WHAT IS NEEDED> Copy all the entries word for word, but omit the pictures.

Saved entries
■ ■ ■

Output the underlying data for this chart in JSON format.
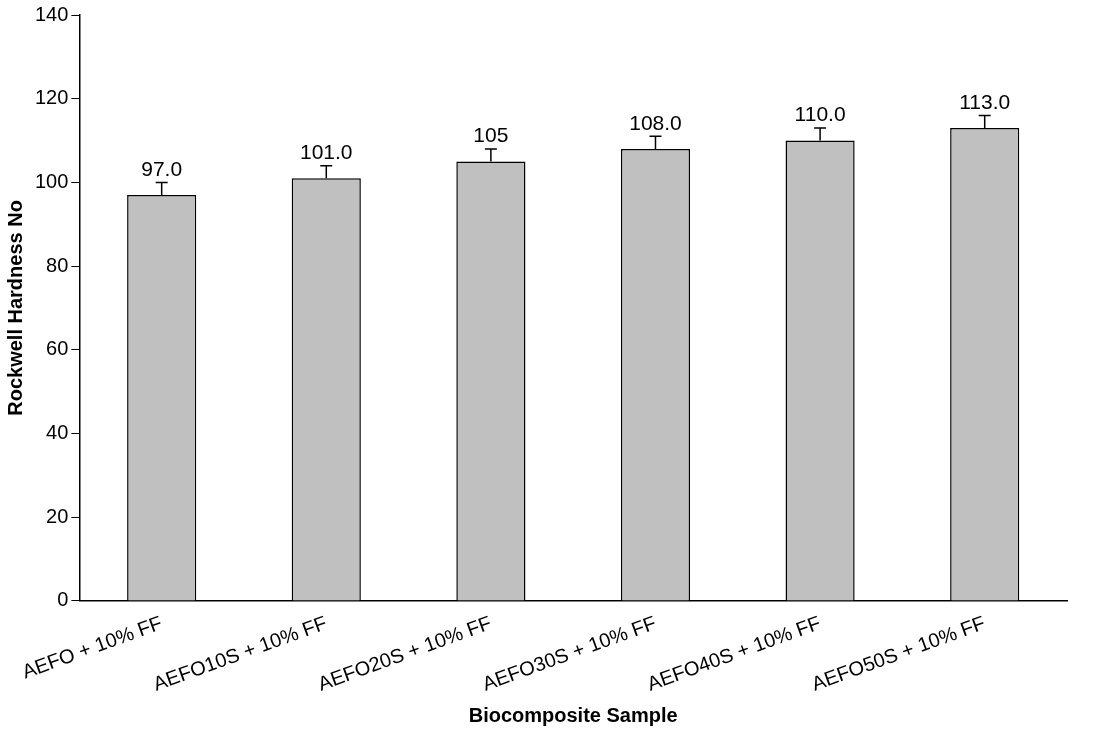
{
  "chart_data": {
    "type": "bar",
    "xlabel": "Biocomposite Sample",
    "ylabel": "Rockwell Hardness No",
    "categories": [
      "AEFO + 10% FF",
      "AEFO10S + 10% FF",
      "AEFO20S + 10% FF",
      "AEFO30S + 10% FF",
      "AEFO40S + 10% FF",
      "AEFO50S + 10% FF"
    ],
    "values": [
      97,
      101,
      105,
      108,
      110,
      113
    ],
    "value_labels": [
      "97.0",
      "101.0",
      "105",
      "108.0",
      "110.0",
      "113.0"
    ],
    "errors": [
      [
        97,
        100
      ],
      [
        101,
        104
      ],
      [
        105,
        108
      ],
      [
        108,
        111
      ],
      [
        110,
        113
      ],
      [
        113,
        116
      ]
    ],
    "color": "#c0c0c0",
    "ylim": [
      0,
      140
    ],
    "yticks": [
      0,
      20,
      40,
      60,
      80,
      100,
      120,
      140
    ],
    "grid": false,
    "legend": false
  }
}
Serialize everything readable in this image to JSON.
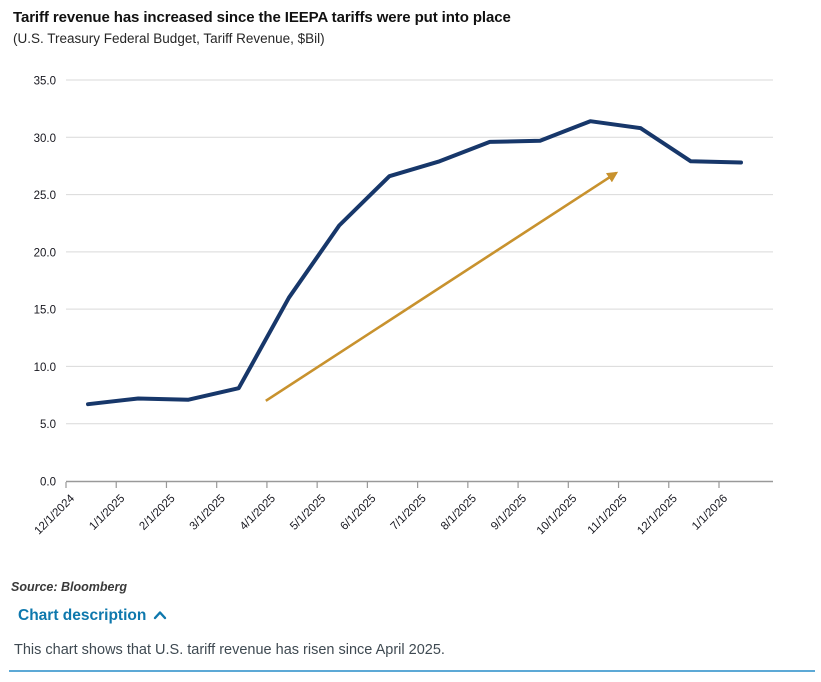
{
  "header": {
    "title": "Tariff revenue has increased since the IEEPA tariffs were put into place",
    "subtitle": "(U.S. Treasury Federal Budget, Tariff Revenue, $Bil)"
  },
  "chart_data": {
    "type": "line",
    "categories": [
      "12/1/2024",
      "1/1/2025",
      "2/1/2025",
      "3/1/2025",
      "4/1/2025",
      "5/1/2025",
      "6/1/2025",
      "7/1/2025",
      "8/1/2025",
      "9/1/2025",
      "10/1/2025",
      "11/1/2025",
      "12/1/2025",
      "1/1/2026"
    ],
    "series": [
      {
        "name": "Tariff Revenue ($Bil)",
        "values": [
          6.7,
          7.2,
          7.1,
          8.1,
          16.0,
          22.3,
          26.6,
          27.9,
          29.6,
          29.7,
          31.4,
          30.8,
          27.9,
          27.8
        ]
      }
    ],
    "title": "Tariff revenue has increased since the IEEPA tariffs were put into place",
    "subtitle": "(U.S. Treasury Federal Budget, Tariff Revenue, $Bil)",
    "xlabel": "",
    "ylabel": "",
    "ylim": [
      0,
      35
    ],
    "ytick_step": 5,
    "ytick_format_decimals": 1,
    "grid": true,
    "legend": "none",
    "x_labels_rotation_deg": -45,
    "annotation_arrow": {
      "note": "gold trend arrow emphasizing rise since April 2025",
      "from_month_index": 3.54,
      "from_value": 7.0,
      "to_month_index": 10.52,
      "to_value": 26.9
    }
  },
  "colors": {
    "line": "#17376a",
    "arrow": "#c8922e",
    "grid": "#d9d9d9",
    "axis": "#999999",
    "tick_label": "#17171f",
    "accent_blue": "#0e78ad",
    "rule_blue": "#5ca9d6"
  },
  "footer": {
    "source": "Source: Bloomberg",
    "chart_description_label": "Chart description",
    "chevron_icon": "chevron-up",
    "description": "This chart shows that U.S. tariff revenue has risen since April 2025."
  }
}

■ ■ ■

RESPONSE TO THE TASK>
Output the underlying data for this chart in JSON format.
{
  "chart_data": {
    "type": "bar",
    "xlabel": "Biocomposite Sample",
    "ylabel": "Rockwell Hardness No",
    "categories": [
      "AEFO + 10% FF",
      "AEFO10S + 10% FF",
      "AEFO20S + 10% FF",
      "AEFO30S + 10% FF",
      "AEFO40S + 10% FF",
      "AEFO50S + 10% FF"
    ],
    "values": [
      97,
      101,
      105,
      108,
      110,
      113
    ],
    "value_labels": [
      "97.0",
      "101.0",
      "105",
      "108.0",
      "110.0",
      "113.0"
    ],
    "errors": [
      [
        97,
        100
      ],
      [
        101,
        104
      ],
      [
        105,
        108
      ],
      [
        108,
        111
      ],
      [
        110,
        113
      ],
      [
        113,
        116
      ]
    ],
    "color": "#c0c0c0",
    "ylim": [
      0,
      140
    ],
    "yticks": [
      0,
      20,
      40,
      60,
      80,
      100,
      120,
      140
    ],
    "grid": false,
    "legend": false
  }
}
Serialize everything readable in this image to JSON.
{
  "header": {
    "title": "Tariff revenue has increased since the IEEPA tariffs were put into place",
    "subtitle": "(U.S. Treasury Federal Budget, Tariff Revenue, $Bil)"
  },
  "chart_data": {
    "type": "line",
    "categories": [
      "12/1/2024",
      "1/1/2025",
      "2/1/2025",
      "3/1/2025",
      "4/1/2025",
      "5/1/2025",
      "6/1/2025",
      "7/1/2025",
      "8/1/2025",
      "9/1/2025",
      "10/1/2025",
      "11/1/2025",
      "12/1/2025",
      "1/1/2026"
    ],
    "series": [
      {
        "name": "Tariff Revenue ($Bil)",
        "values": [
          6.7,
          7.2,
          7.1,
          8.1,
          16.0,
          22.3,
          26.6,
          27.9,
          29.6,
          29.7,
          31.4,
          30.8,
          27.9,
          27.8
        ]
      }
    ],
    "title": "Tariff revenue has increased since the IEEPA tariffs were put into place",
    "subtitle": "(U.S. Treasury Federal Budget, Tariff Revenue, $Bil)",
    "xlabel": "",
    "ylabel": "",
    "ylim": [
      0,
      35
    ],
    "ytick_step": 5,
    "ytick_format_decimals": 1,
    "grid": true,
    "legend": "none",
    "x_labels_rotation_deg": -45,
    "annotation_arrow": {
      "note": "gold trend arrow emphasizing rise since April 2025",
      "from_month_index": 3.54,
      "from_value": 7.0,
      "to_month_index": 10.52,
      "to_value": 26.9
    }
  },
  "colors": {
    "line": "#17376a",
    "arrow": "#c8922e",
    "grid": "#d9d9d9",
    "axis": "#999999",
    "tick_label": "#17171f",
    "accent_blue": "#0e78ad",
    "rule_blue": "#5ca9d6"
  },
  "footer": {
    "source": "Source: Bloomberg",
    "chart_description_label": "Chart description",
    "chevron_icon": "chevron-up",
    "description": "This chart shows that U.S. tariff revenue has risen since April 2025."
  }
}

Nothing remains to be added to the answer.